»»
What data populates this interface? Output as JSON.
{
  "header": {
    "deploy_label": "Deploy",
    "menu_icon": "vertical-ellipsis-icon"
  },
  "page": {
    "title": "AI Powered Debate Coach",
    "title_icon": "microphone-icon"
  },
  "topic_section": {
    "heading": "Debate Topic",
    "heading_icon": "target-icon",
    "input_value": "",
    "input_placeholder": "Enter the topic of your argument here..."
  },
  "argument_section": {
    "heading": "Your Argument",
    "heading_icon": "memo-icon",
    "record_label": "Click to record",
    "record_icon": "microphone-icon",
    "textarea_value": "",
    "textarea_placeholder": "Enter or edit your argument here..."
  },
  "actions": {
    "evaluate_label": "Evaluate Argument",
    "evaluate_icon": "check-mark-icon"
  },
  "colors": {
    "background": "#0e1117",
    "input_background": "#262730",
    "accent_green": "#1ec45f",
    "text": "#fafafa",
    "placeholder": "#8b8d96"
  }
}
««
»»
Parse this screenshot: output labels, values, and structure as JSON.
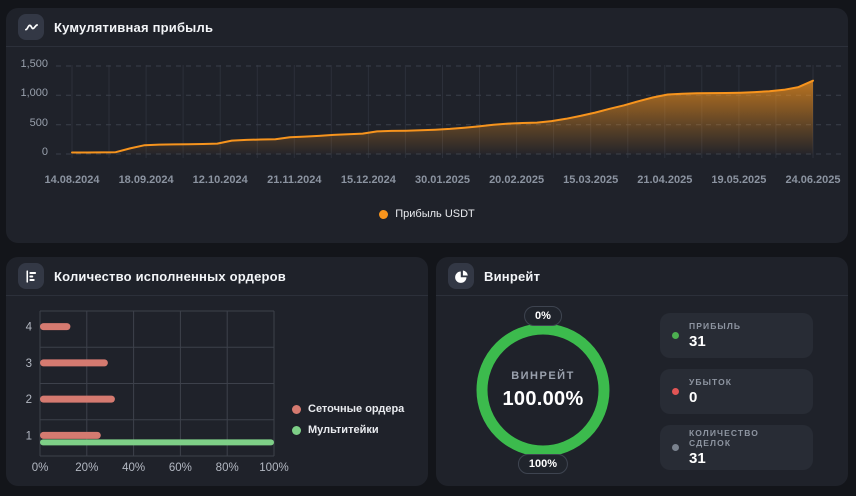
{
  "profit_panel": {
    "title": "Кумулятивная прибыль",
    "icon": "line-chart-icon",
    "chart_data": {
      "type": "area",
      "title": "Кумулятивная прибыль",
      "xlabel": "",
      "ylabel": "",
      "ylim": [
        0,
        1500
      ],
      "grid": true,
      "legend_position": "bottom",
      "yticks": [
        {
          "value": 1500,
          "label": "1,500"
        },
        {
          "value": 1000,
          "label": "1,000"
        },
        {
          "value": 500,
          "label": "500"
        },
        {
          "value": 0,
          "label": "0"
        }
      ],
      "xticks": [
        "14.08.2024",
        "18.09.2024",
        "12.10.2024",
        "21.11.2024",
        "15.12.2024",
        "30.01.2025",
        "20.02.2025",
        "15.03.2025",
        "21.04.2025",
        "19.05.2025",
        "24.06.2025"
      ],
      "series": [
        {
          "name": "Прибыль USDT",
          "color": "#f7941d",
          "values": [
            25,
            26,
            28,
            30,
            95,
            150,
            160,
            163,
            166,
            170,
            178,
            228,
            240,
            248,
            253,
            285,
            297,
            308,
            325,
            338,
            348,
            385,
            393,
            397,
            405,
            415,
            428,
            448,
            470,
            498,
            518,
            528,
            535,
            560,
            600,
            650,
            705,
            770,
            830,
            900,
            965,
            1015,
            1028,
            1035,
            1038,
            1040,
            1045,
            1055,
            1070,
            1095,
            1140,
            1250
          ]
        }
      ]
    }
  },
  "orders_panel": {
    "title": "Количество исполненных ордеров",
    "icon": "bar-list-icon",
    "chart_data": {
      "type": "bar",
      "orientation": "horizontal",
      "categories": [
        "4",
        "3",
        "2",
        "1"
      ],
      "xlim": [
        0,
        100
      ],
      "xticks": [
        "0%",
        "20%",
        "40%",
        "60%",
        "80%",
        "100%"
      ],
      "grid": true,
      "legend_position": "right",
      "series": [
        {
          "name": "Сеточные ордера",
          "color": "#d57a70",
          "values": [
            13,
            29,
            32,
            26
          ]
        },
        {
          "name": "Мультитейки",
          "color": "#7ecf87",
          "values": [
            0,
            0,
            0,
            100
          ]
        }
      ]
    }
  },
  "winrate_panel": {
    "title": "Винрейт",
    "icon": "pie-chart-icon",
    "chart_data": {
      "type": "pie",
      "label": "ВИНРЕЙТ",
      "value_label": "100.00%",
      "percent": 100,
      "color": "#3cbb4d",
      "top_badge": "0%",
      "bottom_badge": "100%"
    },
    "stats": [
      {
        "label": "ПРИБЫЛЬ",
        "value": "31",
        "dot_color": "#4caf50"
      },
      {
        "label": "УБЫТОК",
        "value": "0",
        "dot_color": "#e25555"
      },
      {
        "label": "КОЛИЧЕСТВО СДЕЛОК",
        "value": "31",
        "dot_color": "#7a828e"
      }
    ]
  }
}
««
Task requirements: Copy all lines from the entries that contain the word "Enter".

Result for this task:
    "input_placeholder": "Enter the topic of your argument here..."
    "textarea_placeholder": "Enter or edit your argument here..."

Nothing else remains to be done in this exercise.